↓
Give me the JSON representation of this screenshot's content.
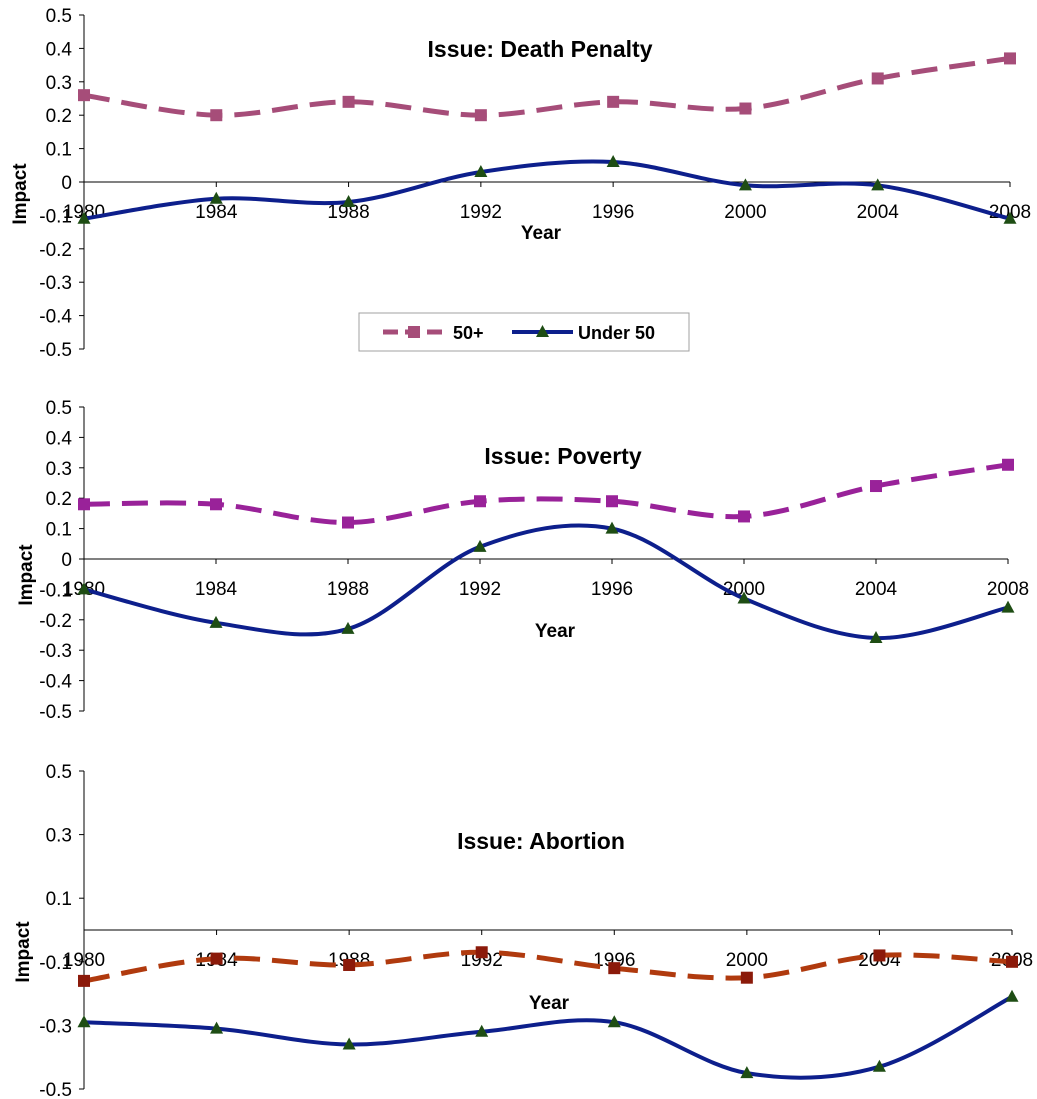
{
  "chart_data": [
    {
      "type": "line",
      "title": "Issue: Death Penalty",
      "xlabel": "Year",
      "ylabel": "Impact",
      "categories": [
        "1980",
        "1984",
        "1988",
        "1992",
        "1996",
        "2000",
        "2004",
        "2008"
      ],
      "ylim": [
        -0.5,
        0.5
      ],
      "yticks": [
        "0.5",
        "0.4",
        "0.3",
        "0.2",
        "0.1",
        "0",
        "-0.1",
        "-0.2",
        "-0.3",
        "-0.4",
        "-0.5"
      ],
      "ytick_values": [
        0.5,
        0.4,
        0.3,
        0.2,
        0.1,
        0,
        -0.1,
        -0.2,
        -0.3,
        -0.4,
        -0.5
      ],
      "legend": "bottom-center",
      "series": [
        {
          "name": "50+",
          "values": [
            0.26,
            0.2,
            0.24,
            0.2,
            0.24,
            0.22,
            0.31,
            0.37
          ],
          "color": "#a64d79",
          "dash": true,
          "marker": "square"
        },
        {
          "name": "Under 50",
          "values": [
            -0.11,
            -0.05,
            -0.06,
            0.03,
            0.06,
            -0.01,
            -0.01,
            -0.11
          ],
          "color": "#0d1f8c",
          "dash": false,
          "marker": "triangle"
        }
      ]
    },
    {
      "type": "line",
      "title": "Issue: Poverty",
      "xlabel": "Year",
      "ylabel": "Impact",
      "categories": [
        "1980",
        "1984",
        "1988",
        "1992",
        "1996",
        "2000",
        "2004",
        "2008"
      ],
      "ylim": [
        -0.5,
        0.5
      ],
      "yticks": [
        "0.5",
        "0.4",
        "0.3",
        "0.2",
        "0.1",
        "0",
        "-0.1",
        "-0.2",
        "-0.3",
        "-0.4",
        "-0.5"
      ],
      "ytick_values": [
        0.5,
        0.4,
        0.3,
        0.2,
        0.1,
        0,
        -0.1,
        -0.2,
        -0.3,
        -0.4,
        -0.5
      ],
      "series": [
        {
          "values": [
            0.18,
            0.18,
            0.12,
            0.19,
            0.19,
            0.14,
            0.24,
            0.31
          ],
          "color": "#992299",
          "dash": true,
          "marker": "square"
        },
        {
          "values": [
            -0.1,
            -0.21,
            -0.23,
            0.04,
            0.1,
            -0.13,
            -0.26,
            -0.16
          ],
          "color": "#0d1f8c",
          "dash": false,
          "marker": "triangle"
        }
      ]
    },
    {
      "type": "line",
      "title": "Issue: Abortion",
      "xlabel": "Year",
      "ylabel": "Impact",
      "categories": [
        "1980",
        "1984",
        "1988",
        "1992",
        "1996",
        "2000",
        "2004",
        "2008"
      ],
      "ylim": [
        -0.5,
        0.5
      ],
      "yticks": [
        "0.5",
        "0.3",
        "0.1",
        "-0.1",
        "-0.3",
        "-0.5"
      ],
      "ytick_values": [
        0.5,
        0.3,
        0.1,
        -0.1,
        -0.3,
        -0.5
      ],
      "series": [
        {
          "values": [
            -0.16,
            -0.09,
            -0.11,
            -0.07,
            -0.12,
            -0.15,
            -0.08,
            -0.1
          ],
          "color": "#b03a0e",
          "dash": true,
          "marker": "square"
        },
        {
          "values": [
            -0.29,
            -0.31,
            -0.36,
            -0.32,
            -0.29,
            -0.45,
            -0.43,
            -0.21
          ],
          "color": "#0d1f8c",
          "dash": false,
          "marker": "triangle"
        }
      ]
    }
  ]
}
↑
__Problem details__: Leave the pictures out, and print every line of the listing exactly as written.

__Final result__:
Give me the JSON representation of this screenshot's content.
{
  "chart_data": [
    {
      "type": "line",
      "title": "Issue: Death Penalty",
      "xlabel": "Year",
      "ylabel": "Impact",
      "categories": [
        "1980",
        "1984",
        "1988",
        "1992",
        "1996",
        "2000",
        "2004",
        "2008"
      ],
      "ylim": [
        -0.5,
        0.5
      ],
      "yticks": [
        "0.5",
        "0.4",
        "0.3",
        "0.2",
        "0.1",
        "0",
        "-0.1",
        "-0.2",
        "-0.3",
        "-0.4",
        "-0.5"
      ],
      "ytick_values": [
        0.5,
        0.4,
        0.3,
        0.2,
        0.1,
        0,
        -0.1,
        -0.2,
        -0.3,
        -0.4,
        -0.5
      ],
      "legend": "bottom-center",
      "series": [
        {
          "name": "50+",
          "values": [
            0.26,
            0.2,
            0.24,
            0.2,
            0.24,
            0.22,
            0.31,
            0.37
          ],
          "color": "#a64d79",
          "dash": true,
          "marker": "square"
        },
        {
          "name": "Under 50",
          "values": [
            -0.11,
            -0.05,
            -0.06,
            0.03,
            0.06,
            -0.01,
            -0.01,
            -0.11
          ],
          "color": "#0d1f8c",
          "dash": false,
          "marker": "triangle"
        }
      ]
    },
    {
      "type": "line",
      "title": "Issue: Poverty",
      "xlabel": "Year",
      "ylabel": "Impact",
      "categories": [
        "1980",
        "1984",
        "1988",
        "1992",
        "1996",
        "2000",
        "2004",
        "2008"
      ],
      "ylim": [
        -0.5,
        0.5
      ],
      "yticks": [
        "0.5",
        "0.4",
        "0.3",
        "0.2",
        "0.1",
        "0",
        "-0.1",
        "-0.2",
        "-0.3",
        "-0.4",
        "-0.5"
      ],
      "ytick_values": [
        0.5,
        0.4,
        0.3,
        0.2,
        0.1,
        0,
        -0.1,
        -0.2,
        -0.3,
        -0.4,
        -0.5
      ],
      "series": [
        {
          "values": [
            0.18,
            0.18,
            0.12,
            0.19,
            0.19,
            0.14,
            0.24,
            0.31
          ],
          "color": "#992299",
          "dash": true,
          "marker": "square"
        },
        {
          "values": [
            -0.1,
            -0.21,
            -0.23,
            0.04,
            0.1,
            -0.13,
            -0.26,
            -0.16
          ],
          "color": "#0d1f8c",
          "dash": false,
          "marker": "triangle"
        }
      ]
    },
    {
      "type": "line",
      "title": "Issue: Abortion",
      "xlabel": "Year",
      "ylabel": "Impact",
      "categories": [
        "1980",
        "1984",
        "1988",
        "1992",
        "1996",
        "2000",
        "2004",
        "2008"
      ],
      "ylim": [
        -0.5,
        0.5
      ],
      "yticks": [
        "0.5",
        "0.3",
        "0.1",
        "-0.1",
        "-0.3",
        "-0.5"
      ],
      "ytick_values": [
        0.5,
        0.3,
        0.1,
        -0.1,
        -0.3,
        -0.5
      ],
      "series": [
        {
          "values": [
            -0.16,
            -0.09,
            -0.11,
            -0.07,
            -0.12,
            -0.15,
            -0.08,
            -0.1
          ],
          "color": "#b03a0e",
          "dash": true,
          "marker": "square"
        },
        {
          "values": [
            -0.29,
            -0.31,
            -0.36,
            -0.32,
            -0.29,
            -0.45,
            -0.43,
            -0.21
          ],
          "color": "#0d1f8c",
          "dash": false,
          "marker": "triangle"
        }
      ]
    }
  ]
}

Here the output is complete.